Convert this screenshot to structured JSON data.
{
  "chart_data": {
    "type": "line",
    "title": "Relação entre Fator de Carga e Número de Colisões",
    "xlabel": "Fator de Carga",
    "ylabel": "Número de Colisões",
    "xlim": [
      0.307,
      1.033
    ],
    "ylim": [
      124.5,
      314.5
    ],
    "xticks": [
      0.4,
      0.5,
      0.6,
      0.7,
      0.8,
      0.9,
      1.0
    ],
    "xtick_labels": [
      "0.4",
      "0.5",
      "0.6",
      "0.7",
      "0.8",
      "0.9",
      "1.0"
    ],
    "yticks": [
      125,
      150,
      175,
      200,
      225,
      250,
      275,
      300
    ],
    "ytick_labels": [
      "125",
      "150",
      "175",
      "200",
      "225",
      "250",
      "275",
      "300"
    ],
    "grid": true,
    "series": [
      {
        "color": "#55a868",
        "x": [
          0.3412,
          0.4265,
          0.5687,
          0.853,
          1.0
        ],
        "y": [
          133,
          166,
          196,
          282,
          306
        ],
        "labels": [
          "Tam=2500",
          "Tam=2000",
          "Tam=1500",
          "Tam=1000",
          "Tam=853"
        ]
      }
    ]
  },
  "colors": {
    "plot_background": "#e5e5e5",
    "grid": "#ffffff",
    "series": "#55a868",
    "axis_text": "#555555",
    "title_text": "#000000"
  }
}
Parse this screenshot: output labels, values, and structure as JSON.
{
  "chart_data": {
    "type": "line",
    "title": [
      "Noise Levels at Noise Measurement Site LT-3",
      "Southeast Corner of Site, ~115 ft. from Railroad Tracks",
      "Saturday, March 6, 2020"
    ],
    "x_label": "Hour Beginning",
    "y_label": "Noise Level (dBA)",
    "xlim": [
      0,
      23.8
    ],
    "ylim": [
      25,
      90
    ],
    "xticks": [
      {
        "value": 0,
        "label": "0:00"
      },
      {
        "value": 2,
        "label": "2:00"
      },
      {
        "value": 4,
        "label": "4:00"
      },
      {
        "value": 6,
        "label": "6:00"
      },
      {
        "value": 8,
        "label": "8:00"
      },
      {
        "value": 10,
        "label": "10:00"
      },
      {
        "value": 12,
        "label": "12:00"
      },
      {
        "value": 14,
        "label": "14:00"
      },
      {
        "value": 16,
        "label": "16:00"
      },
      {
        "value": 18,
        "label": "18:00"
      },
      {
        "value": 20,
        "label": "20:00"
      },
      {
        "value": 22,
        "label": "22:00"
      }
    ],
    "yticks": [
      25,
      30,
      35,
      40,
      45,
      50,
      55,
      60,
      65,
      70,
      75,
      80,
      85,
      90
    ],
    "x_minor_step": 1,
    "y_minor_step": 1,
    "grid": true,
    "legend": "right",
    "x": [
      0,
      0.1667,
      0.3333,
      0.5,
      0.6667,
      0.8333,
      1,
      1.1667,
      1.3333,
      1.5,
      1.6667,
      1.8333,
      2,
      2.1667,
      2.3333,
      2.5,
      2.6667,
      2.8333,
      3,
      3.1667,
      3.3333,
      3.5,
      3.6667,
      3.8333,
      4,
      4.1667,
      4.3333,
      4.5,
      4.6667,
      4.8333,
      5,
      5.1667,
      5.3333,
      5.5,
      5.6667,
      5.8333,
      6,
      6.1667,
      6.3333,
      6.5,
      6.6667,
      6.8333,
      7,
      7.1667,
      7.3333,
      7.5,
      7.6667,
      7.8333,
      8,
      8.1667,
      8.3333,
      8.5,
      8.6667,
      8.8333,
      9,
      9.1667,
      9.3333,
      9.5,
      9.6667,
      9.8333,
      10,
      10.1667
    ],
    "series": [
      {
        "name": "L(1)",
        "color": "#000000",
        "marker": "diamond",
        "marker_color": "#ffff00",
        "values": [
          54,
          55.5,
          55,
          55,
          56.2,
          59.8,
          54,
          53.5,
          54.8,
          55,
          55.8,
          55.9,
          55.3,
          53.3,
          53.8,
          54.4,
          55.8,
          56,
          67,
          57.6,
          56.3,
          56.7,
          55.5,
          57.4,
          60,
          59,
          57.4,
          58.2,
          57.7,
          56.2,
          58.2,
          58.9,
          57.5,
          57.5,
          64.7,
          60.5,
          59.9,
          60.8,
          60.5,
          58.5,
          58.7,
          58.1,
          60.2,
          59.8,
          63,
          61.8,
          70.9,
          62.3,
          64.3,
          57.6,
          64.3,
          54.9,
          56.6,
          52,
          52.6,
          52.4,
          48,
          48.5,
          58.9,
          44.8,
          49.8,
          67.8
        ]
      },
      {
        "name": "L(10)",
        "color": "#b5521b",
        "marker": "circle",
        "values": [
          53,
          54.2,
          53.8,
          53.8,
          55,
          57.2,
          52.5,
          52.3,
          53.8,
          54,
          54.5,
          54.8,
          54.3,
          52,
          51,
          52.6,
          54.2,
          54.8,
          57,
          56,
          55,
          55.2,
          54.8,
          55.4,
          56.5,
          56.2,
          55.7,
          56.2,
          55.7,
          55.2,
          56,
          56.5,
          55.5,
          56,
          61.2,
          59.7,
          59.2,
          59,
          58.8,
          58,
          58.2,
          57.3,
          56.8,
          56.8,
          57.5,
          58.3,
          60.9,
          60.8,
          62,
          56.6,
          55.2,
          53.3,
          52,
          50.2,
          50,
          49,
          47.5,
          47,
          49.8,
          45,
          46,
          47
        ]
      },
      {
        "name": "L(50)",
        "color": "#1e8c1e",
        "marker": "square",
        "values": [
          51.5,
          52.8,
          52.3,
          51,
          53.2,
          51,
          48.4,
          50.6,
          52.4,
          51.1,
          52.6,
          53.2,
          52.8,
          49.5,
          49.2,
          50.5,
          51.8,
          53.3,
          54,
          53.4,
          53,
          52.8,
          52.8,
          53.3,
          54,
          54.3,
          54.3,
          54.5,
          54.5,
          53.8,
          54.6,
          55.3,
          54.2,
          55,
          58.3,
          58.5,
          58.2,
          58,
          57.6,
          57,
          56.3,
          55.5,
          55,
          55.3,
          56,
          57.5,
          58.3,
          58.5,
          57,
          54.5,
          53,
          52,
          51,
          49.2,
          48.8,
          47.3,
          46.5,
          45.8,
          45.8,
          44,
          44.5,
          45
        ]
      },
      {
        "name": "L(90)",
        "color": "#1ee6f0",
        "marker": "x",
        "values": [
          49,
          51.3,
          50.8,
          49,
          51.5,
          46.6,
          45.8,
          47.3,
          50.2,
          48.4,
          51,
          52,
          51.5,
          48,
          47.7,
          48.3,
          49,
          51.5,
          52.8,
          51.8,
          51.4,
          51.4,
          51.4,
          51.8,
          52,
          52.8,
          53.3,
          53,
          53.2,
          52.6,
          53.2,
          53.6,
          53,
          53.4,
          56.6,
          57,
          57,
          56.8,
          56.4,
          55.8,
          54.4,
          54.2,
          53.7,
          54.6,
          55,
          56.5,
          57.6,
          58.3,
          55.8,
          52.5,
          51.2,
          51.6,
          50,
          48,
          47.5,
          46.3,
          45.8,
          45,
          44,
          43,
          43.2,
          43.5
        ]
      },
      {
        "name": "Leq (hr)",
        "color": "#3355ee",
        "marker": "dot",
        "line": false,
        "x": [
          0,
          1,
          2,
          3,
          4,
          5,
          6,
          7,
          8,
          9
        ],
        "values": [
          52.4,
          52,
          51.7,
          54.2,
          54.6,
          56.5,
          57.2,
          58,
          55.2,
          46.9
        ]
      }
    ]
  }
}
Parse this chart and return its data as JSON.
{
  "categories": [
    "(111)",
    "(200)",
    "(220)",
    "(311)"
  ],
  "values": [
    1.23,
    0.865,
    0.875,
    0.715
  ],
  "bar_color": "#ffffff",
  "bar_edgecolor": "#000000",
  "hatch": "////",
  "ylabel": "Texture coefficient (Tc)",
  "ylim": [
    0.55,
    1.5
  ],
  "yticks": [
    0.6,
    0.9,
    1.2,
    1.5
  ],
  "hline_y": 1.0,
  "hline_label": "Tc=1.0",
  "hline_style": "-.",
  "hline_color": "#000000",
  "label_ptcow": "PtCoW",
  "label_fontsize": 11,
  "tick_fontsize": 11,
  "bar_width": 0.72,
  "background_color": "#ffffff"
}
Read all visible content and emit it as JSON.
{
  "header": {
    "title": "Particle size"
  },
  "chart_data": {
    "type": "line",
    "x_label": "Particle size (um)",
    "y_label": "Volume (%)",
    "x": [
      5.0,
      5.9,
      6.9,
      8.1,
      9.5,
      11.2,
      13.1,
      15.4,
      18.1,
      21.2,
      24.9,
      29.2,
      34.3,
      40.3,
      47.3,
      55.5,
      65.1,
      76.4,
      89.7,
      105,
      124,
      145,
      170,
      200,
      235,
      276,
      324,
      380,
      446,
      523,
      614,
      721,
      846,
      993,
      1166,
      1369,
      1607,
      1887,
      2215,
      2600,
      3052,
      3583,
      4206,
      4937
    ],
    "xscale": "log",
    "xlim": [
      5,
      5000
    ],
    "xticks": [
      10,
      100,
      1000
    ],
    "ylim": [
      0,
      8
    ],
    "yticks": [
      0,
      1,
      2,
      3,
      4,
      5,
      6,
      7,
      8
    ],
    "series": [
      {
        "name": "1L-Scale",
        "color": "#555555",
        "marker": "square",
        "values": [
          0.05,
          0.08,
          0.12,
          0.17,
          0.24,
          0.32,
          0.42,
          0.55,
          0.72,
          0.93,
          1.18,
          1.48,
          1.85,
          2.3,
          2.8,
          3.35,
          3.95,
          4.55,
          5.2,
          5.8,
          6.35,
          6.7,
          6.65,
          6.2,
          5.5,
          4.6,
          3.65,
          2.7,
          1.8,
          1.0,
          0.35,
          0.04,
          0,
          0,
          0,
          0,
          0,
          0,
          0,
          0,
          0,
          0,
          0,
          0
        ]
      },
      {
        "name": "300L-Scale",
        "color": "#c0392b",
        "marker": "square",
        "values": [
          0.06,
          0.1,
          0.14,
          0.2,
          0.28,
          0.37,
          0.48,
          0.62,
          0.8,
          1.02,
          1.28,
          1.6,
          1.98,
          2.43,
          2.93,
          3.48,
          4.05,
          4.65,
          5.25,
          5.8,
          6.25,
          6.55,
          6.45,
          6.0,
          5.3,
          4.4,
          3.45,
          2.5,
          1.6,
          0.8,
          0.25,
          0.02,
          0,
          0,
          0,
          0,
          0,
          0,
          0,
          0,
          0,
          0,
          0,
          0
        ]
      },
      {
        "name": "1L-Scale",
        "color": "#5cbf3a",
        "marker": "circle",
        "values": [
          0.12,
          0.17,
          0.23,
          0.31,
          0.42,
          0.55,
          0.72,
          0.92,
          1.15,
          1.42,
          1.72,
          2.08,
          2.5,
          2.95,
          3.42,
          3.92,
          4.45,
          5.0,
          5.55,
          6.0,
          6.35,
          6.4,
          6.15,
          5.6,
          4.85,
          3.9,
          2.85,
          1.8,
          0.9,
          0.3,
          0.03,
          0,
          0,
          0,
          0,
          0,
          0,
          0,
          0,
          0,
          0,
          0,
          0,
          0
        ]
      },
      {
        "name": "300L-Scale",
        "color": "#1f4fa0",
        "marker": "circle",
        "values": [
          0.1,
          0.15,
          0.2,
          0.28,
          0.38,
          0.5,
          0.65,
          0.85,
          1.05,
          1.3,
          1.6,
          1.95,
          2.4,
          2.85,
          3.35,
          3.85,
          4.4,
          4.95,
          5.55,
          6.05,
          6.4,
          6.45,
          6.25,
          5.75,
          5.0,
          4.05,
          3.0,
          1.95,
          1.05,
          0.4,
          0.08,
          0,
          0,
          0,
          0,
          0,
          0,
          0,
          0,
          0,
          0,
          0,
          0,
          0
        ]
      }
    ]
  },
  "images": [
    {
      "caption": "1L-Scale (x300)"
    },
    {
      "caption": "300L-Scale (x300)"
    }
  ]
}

####################

- [WHAT IS NEEDED] What is the number of lines containing "ylabel"? Give that number only.

- [SOLUTION] 2